Stored entries:
════

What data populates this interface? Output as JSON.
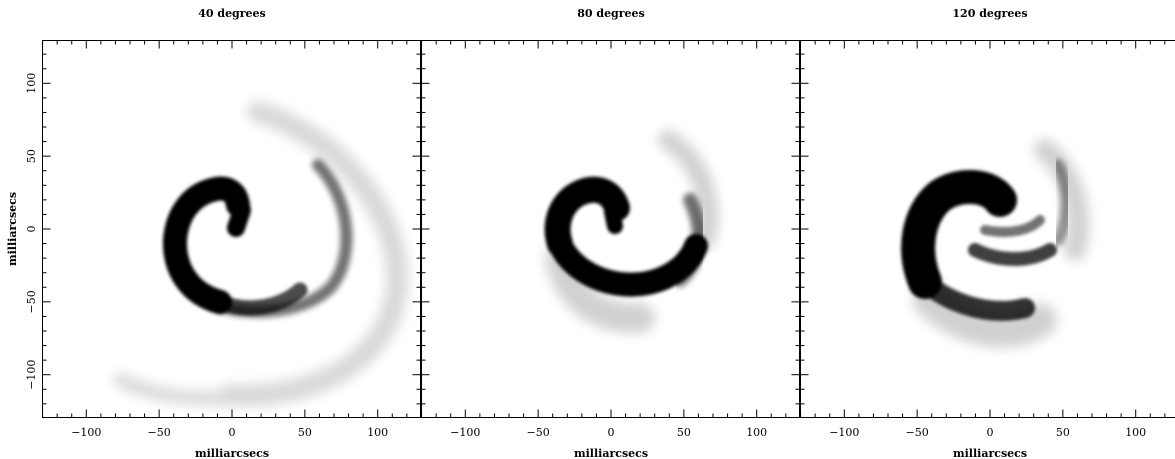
{
  "figure": {
    "panels": [
      {
        "title": "40 degrees",
        "xlabel": "milliarcsecs",
        "ylabel": "milliarcsecs"
      },
      {
        "title": "80 degrees",
        "xlabel": "milliarcsecs",
        "ylabel": ""
      },
      {
        "title": "120 degrees",
        "xlabel": "milliarcsecs",
        "ylabel": ""
      }
    ],
    "x_ticks": [
      -100,
      -50,
      0,
      50,
      100
    ],
    "y_ticks": [
      100,
      50,
      0,
      -50,
      -100
    ],
    "x_range": [
      -130,
      130
    ],
    "y_range": [
      -130,
      130
    ],
    "colormap": "grayscale-inverted",
    "ink_color": "#000000",
    "background_color": "#ffffff"
  }
}
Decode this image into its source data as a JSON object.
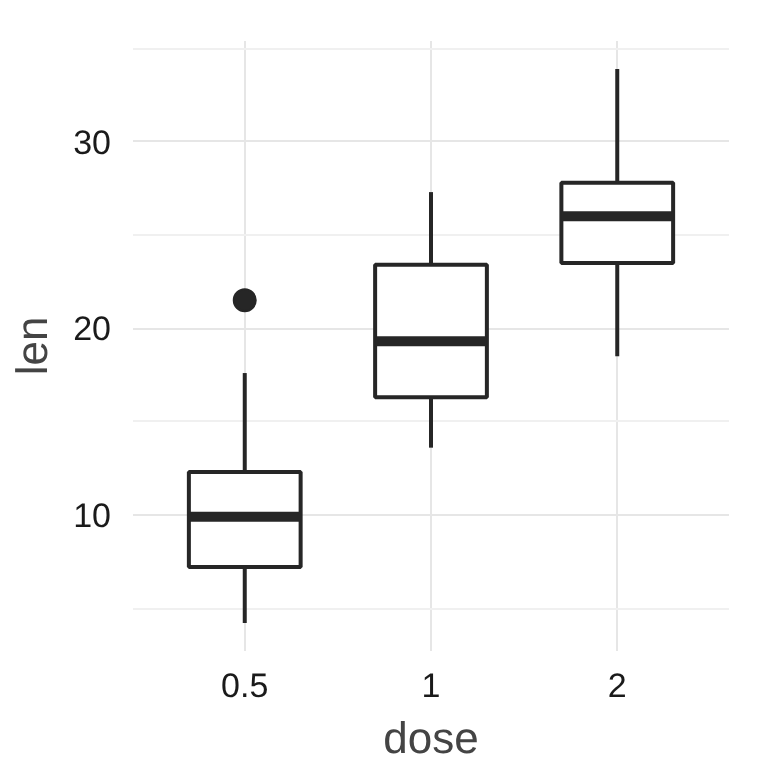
{
  "chart_data": {
    "type": "box",
    "xlabel": "dose",
    "ylabel": "len",
    "categories": [
      "0.5",
      "1",
      "2"
    ],
    "boxes": [
      {
        "low": 4.2,
        "q1": 7.2,
        "median": 9.9,
        "q3": 12.3,
        "high": 17.6,
        "outliers": [
          21.5
        ]
      },
      {
        "low": 13.6,
        "q1": 16.3,
        "median": 19.3,
        "q3": 23.4,
        "high": 27.3
      },
      {
        "low": 18.5,
        "q1": 23.5,
        "median": 26.0,
        "q3": 27.8,
        "high": 33.9
      }
    ],
    "color": "#262626",
    "ylim": [
      2.7,
      35.4
    ],
    "yticks": [
      10,
      20,
      30
    ],
    "grid": true
  }
}
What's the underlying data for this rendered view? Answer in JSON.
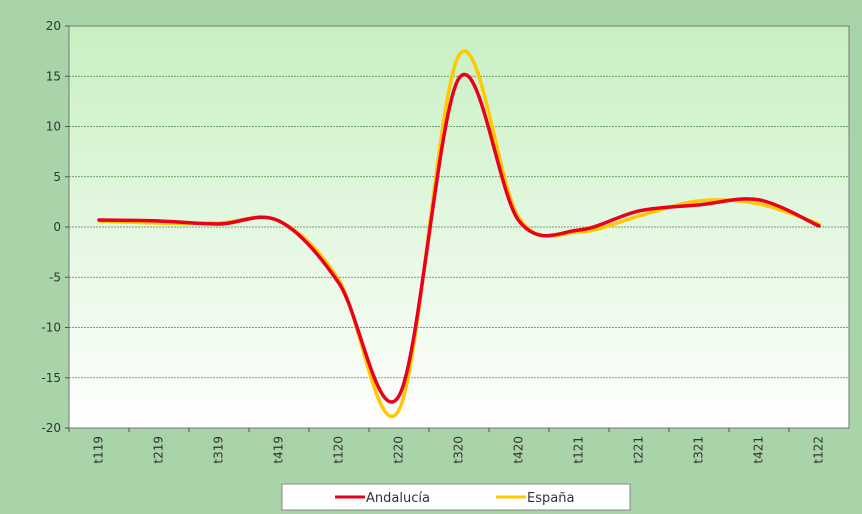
{
  "chart_data": {
    "type": "line",
    "title": "",
    "xlabel": "",
    "ylabel": "",
    "categories": [
      "t119",
      "t219",
      "t319",
      "t419",
      "t120",
      "t220",
      "t320",
      "t420",
      "t121",
      "t221",
      "t321",
      "t421",
      "t122"
    ],
    "series": [
      {
        "name": "Andalucía",
        "color": "#e8001c",
        "values": [
          0.7,
          0.6,
          0.3,
          0.6,
          -5.6,
          -16.8,
          14.8,
          0.6,
          -0.3,
          1.6,
          2.2,
          2.7,
          0.1
        ]
      },
      {
        "name": "España",
        "color": "#ffc800",
        "values": [
          0.6,
          0.4,
          0.4,
          0.6,
          -5.3,
          -18.2,
          17.1,
          0.9,
          -0.5,
          1.1,
          2.6,
          2.3,
          0.3
        ]
      }
    ],
    "ylim": [
      -20,
      20
    ],
    "yticks": [
      "20",
      "15",
      "10",
      "5",
      "0",
      "-5",
      "-10",
      "-15",
      "-20"
    ],
    "grid": true,
    "legend_position": "bottom",
    "colors": {
      "frame": "#a9d3a9",
      "plot_top": "#c8f0c2",
      "plot_bottom": "#ffffff",
      "grid": "#4a8a4a",
      "axis": "#555555"
    }
  }
}
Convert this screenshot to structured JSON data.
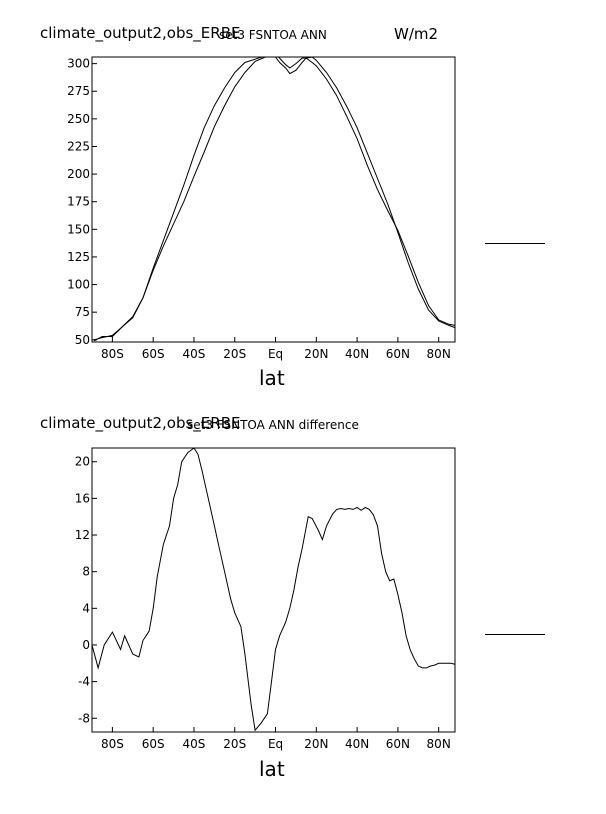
{
  "chart_data": [
    {
      "type": "line",
      "header_left": "climate_output2,obs_ERBE",
      "header_center": "set3 FSNTOA ANN",
      "units": "W/m2",
      "xlabel": "lat",
      "ylabel": "",
      "xlim": [
        -90,
        88
      ],
      "ylim": [
        48,
        306
      ],
      "x_ticks": [
        -80,
        -60,
        -40,
        -20,
        0,
        20,
        40,
        60,
        80
      ],
      "x_tick_labels": [
        "80S",
        "60S",
        "40S",
        "20S",
        "Eq",
        "20N",
        "40N",
        "60N",
        "80N"
      ],
      "y_ticks": [
        50,
        75,
        100,
        125,
        150,
        175,
        200,
        225,
        250,
        275,
        300
      ],
      "y_tick_labels": [
        "50",
        "75",
        "100",
        "125",
        "150",
        "175",
        "200",
        "225",
        "250",
        "275",
        "300"
      ],
      "series": [
        {
          "x": [
            -89,
            -85,
            -80,
            -75,
            -70,
            -65,
            -60,
            -55,
            -50,
            -45,
            -40,
            -35,
            -30,
            -25,
            -20,
            -15,
            -10,
            -5,
            0,
            2,
            5,
            7,
            10,
            13,
            15,
            18,
            20,
            25,
            30,
            35,
            40,
            45,
            50,
            55,
            60,
            65,
            70,
            75,
            80,
            85,
            88
          ],
          "y": [
            49,
            53,
            53,
            62,
            71,
            88,
            115,
            140,
            165,
            190,
            217,
            242,
            262,
            278,
            292,
            301,
            304,
            307,
            309,
            305,
            299,
            296,
            300,
            305,
            305,
            301,
            298,
            286,
            271,
            252,
            232,
            208,
            186,
            167,
            149,
            126,
            102,
            81,
            68,
            64,
            63
          ]
        },
        {
          "x": [
            -89,
            -85,
            -80,
            -75,
            -70,
            -65,
            -60,
            -55,
            -50,
            -45,
            -40,
            -35,
            -30,
            -25,
            -20,
            -15,
            -10,
            -5,
            0,
            2,
            5,
            7,
            10,
            13,
            15,
            18,
            20,
            25,
            30,
            35,
            40,
            45,
            50,
            55,
            60,
            65,
            70,
            75,
            80,
            85,
            88
          ],
          "y": [
            50,
            52,
            54,
            62,
            70,
            88,
            113,
            135,
            155,
            175,
            198,
            220,
            243,
            262,
            279,
            292,
            302,
            306,
            306,
            301,
            296,
            291,
            294,
            301,
            305,
            306,
            303,
            292,
            278,
            261,
            242,
            219,
            196,
            173,
            147,
            120,
            96,
            77,
            67,
            63,
            61
          ]
        }
      ],
      "legend_placement": "right"
    },
    {
      "type": "line",
      "header_left": "climate_output2,obs_ERBE",
      "header_center": "set3 FSNTOA ANN difference",
      "xlabel": "lat",
      "ylabel": "",
      "xlim": [
        -90,
        88
      ],
      "ylim": [
        -9.5,
        21.5
      ],
      "x_ticks": [
        -80,
        -60,
        -40,
        -20,
        0,
        20,
        40,
        60,
        80
      ],
      "x_tick_labels": [
        "80S",
        "60S",
        "40S",
        "20S",
        "Eq",
        "20N",
        "40N",
        "60N",
        "80N"
      ],
      "y_ticks": [
        -8,
        -4,
        0,
        4,
        8,
        12,
        16,
        20
      ],
      "y_tick_labels": [
        "-8",
        "-4",
        "0",
        "4",
        "8",
        "12",
        "16",
        "20"
      ],
      "series": [
        {
          "x": [
            -90,
            -87,
            -84,
            -80,
            -76,
            -74,
            -70,
            -67,
            -65,
            -62,
            -60,
            -58,
            -55,
            -52,
            -50,
            -48,
            -46,
            -43,
            -40,
            -38,
            -36,
            -34,
            -32,
            -30,
            -28,
            -25,
            -22,
            -20,
            -17,
            -15,
            -12,
            -10,
            -7,
            -4,
            -2,
            0,
            2,
            5,
            7,
            9,
            11,
            13,
            16,
            18,
            21,
            23,
            25,
            28,
            30,
            32,
            34,
            36,
            38,
            40,
            42,
            44,
            46,
            48,
            50,
            52,
            54,
            56,
            58,
            60,
            62,
            64,
            66,
            68,
            70,
            72,
            74,
            76,
            78,
            80,
            82,
            84,
            86,
            88
          ],
          "y": [
            0,
            -2.5,
            0,
            1.4,
            -0.5,
            1.0,
            -1.0,
            -1.3,
            0.5,
            1.5,
            4.0,
            7.5,
            11.0,
            13.0,
            16.0,
            17.5,
            20.0,
            21.0,
            21.5,
            20.8,
            19.0,
            17.0,
            15.0,
            13.0,
            11.0,
            8.0,
            5.0,
            3.5,
            2.0,
            -1.0,
            -6.5,
            -9.3,
            -8.5,
            -7.5,
            -4.0,
            -0.5,
            1.0,
            2.5,
            4.0,
            6.0,
            8.5,
            10.5,
            14.0,
            13.8,
            12.5,
            11.5,
            13.0,
            14.3,
            14.8,
            14.9,
            14.8,
            14.9,
            14.8,
            15.0,
            14.7,
            15.0,
            14.8,
            14.2,
            13.0,
            10.0,
            8.0,
            7.0,
            7.2,
            5.5,
            3.5,
            1.0,
            -0.5,
            -1.5,
            -2.3,
            -2.5,
            -2.5,
            -2.3,
            -2.2,
            -2.0,
            -2.0,
            -2.0,
            -2.0,
            -2.1
          ]
        }
      ],
      "legend_placement": "right"
    }
  ]
}
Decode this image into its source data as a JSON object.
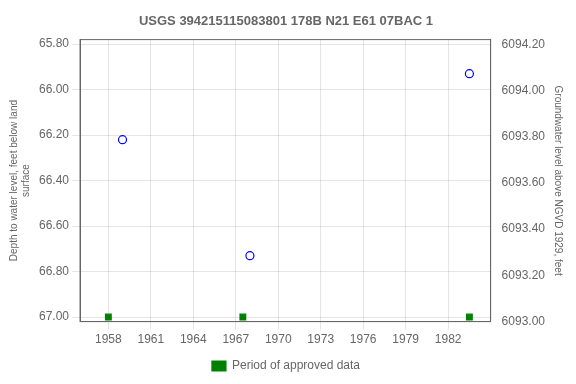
{
  "chart_data": {
    "type": "scatter",
    "title": "USGS 394215115083801 178B N21 E61 07BAC 1",
    "y_label": "Depth to water level, feet below land\nsurface",
    "y2_label": "Groundwater level above NGVD 1929, feet",
    "series": [
      {
        "x": [
          1959.0,
          1968.0,
          1983.5
        ],
        "values": [
          66.22,
          66.73,
          65.93
        ],
        "color": "#0000ff",
        "marker": "circle"
      },
      {
        "name": "Period of approved data",
        "x": [
          1958.0,
          1967.5,
          1983.5
        ],
        "values": [
          67.0,
          67.0,
          67.0
        ],
        "color": "#008000",
        "marker": "square"
      }
    ],
    "xlim": [
      1956.0,
      1985.0
    ],
    "xticks": [
      1958,
      1961,
      1964,
      1967,
      1970,
      1973,
      1976,
      1979,
      1982
    ],
    "ylim": [
      67.02,
      65.78
    ],
    "yticks": [
      {
        "value": 65.8,
        "label": "65.80"
      },
      {
        "value": 66.0,
        "label": "66.00"
      },
      {
        "value": 66.2,
        "label": "66.20"
      },
      {
        "value": 66.4,
        "label": "66.40"
      },
      {
        "value": 66.6,
        "label": "66.60"
      },
      {
        "value": 66.8,
        "label": "66.80"
      },
      {
        "value": 67.0,
        "label": "67.00"
      }
    ],
    "y2lim": [
      6093.0,
      6094.22
    ],
    "y2ticks": [
      {
        "value": 6093.0,
        "label": "6093.00"
      },
      {
        "value": 6093.2,
        "label": "6093.20"
      },
      {
        "value": 6093.4,
        "label": "6093.40"
      },
      {
        "value": 6093.6,
        "label": "6093.60"
      },
      {
        "value": 6093.8,
        "label": "6093.80"
      },
      {
        "value": 6094.0,
        "label": "6094.00"
      },
      {
        "value": 6094.2,
        "label": "6094.20"
      }
    ],
    "grid": true,
    "legend": "bottom"
  }
}
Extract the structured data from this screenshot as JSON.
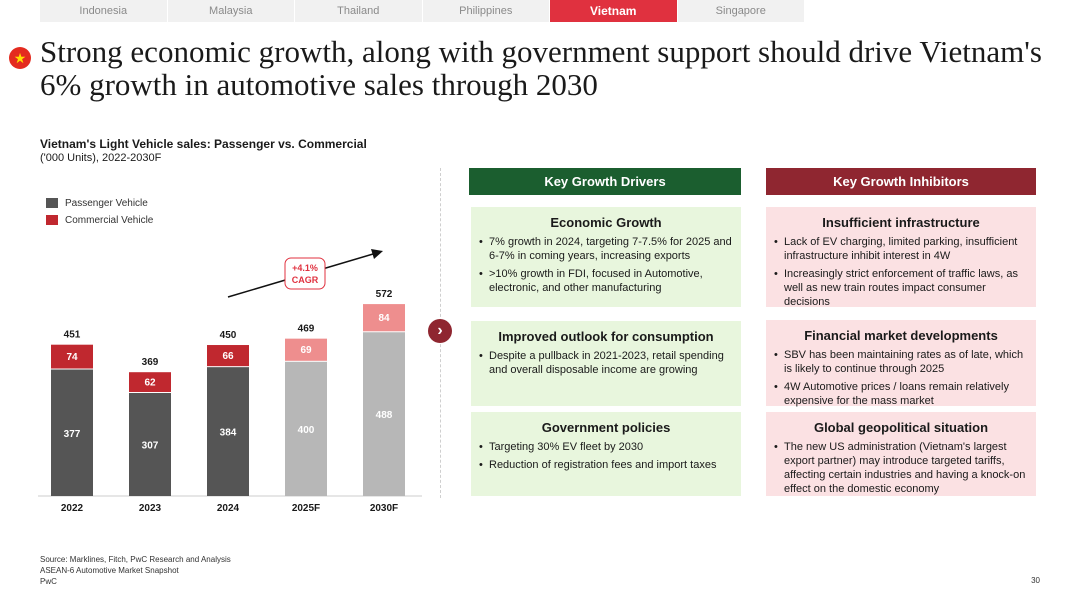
{
  "tabs": [
    {
      "label": "Indonesia",
      "active": false
    },
    {
      "label": "Malaysia",
      "active": false
    },
    {
      "label": "Thailand",
      "active": false
    },
    {
      "label": "Philippines",
      "active": false
    },
    {
      "label": "Vietnam",
      "active": true
    },
    {
      "label": "Singapore",
      "active": false
    }
  ],
  "flag_icon": "★",
  "title": "Strong economic growth, along with government support should drive Vietnam's 6% growth in automotive sales through 2030",
  "chart_data": {
    "type": "bar",
    "title": "Vietnam's Light Vehicle sales: Passenger vs. Commercial",
    "subtitle": "('000 Units), 2022-2030F",
    "categories": [
      "2022",
      "2023",
      "2024",
      "2025F",
      "2030F"
    ],
    "series": [
      {
        "name": "Passenger Vehicle",
        "values": [
          377,
          307,
          384,
          400,
          488
        ]
      },
      {
        "name": "Commercial Vehicle",
        "values": [
          74,
          62,
          66,
          69,
          84
        ]
      }
    ],
    "totals": [
      451,
      369,
      450,
      469,
      572
    ],
    "forecast": [
      false,
      false,
      false,
      true,
      true
    ],
    "annotation": {
      "line1": "+4.1%",
      "line2": "CAGR"
    },
    "colors": {
      "passenger": "#555555",
      "commercial": "#c0282f",
      "passenger_forecast": "#b7b7b7",
      "commercial_forecast": "#ee8e8e",
      "cagr_border": "#e0313f"
    }
  },
  "drivers": {
    "header": "Key Growth Drivers",
    "boxes": [
      {
        "title": "Economic Growth",
        "bullets": [
          "7% growth in 2024, targeting 7-7.5% for 2025 and 6-7% in coming years, increasing exports",
          ">10% growth in FDI, focused in Automotive, electronic, and other manufacturing"
        ]
      },
      {
        "title": "Improved outlook for consumption",
        "bullets": [
          "Despite a pullback in 2021-2023, retail spending and overall disposable income are growing"
        ]
      },
      {
        "title": "Government policies",
        "bullets": [
          "Targeting 30% EV fleet by 2030",
          "Reduction of registration fees and import taxes"
        ]
      }
    ]
  },
  "inhibitors": {
    "header": "Key Growth Inhibitors",
    "boxes": [
      {
        "title": "Insufficient infrastructure",
        "bullets": [
          "Lack of EV charging, limited parking, insufficient infrastructure inhibit interest in 4W",
          "Increasingly strict enforcement of traffic laws, as well as new train routes impact consumer decisions"
        ]
      },
      {
        "title": "Financial market developments",
        "bullets": [
          "SBV has been maintaining rates as of late, which is likely to continue through 2025",
          "4W Automotive prices / loans remain relatively expensive for the mass market"
        ]
      },
      {
        "title": "Global geopolitical situation",
        "bullets": [
          "The new US administration (Vietnam's largest export partner) may introduce targeted tariffs, affecting certain industries and having a knock-on effect on the domestic economy"
        ]
      }
    ]
  },
  "arrow_icon": "›",
  "footer": {
    "source": "Source: Marklines, Fitch, PwC Research and Analysis",
    "report": "ASEAN-6 Automotive Market Snapshot",
    "company": "PwC"
  },
  "page_number": "30"
}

════

▶ [DIRECTION]: Identify and copy the lines holding the word "ylabel".

▶ [ANSWER IN FULL]:
        "ylabel": "milliarcsecs"
        "ylabel": ""
        "ylabel": ""
    "ylabel": "len",
    "ylabel": "",
      "ylabel": "",
      "ylabel": "",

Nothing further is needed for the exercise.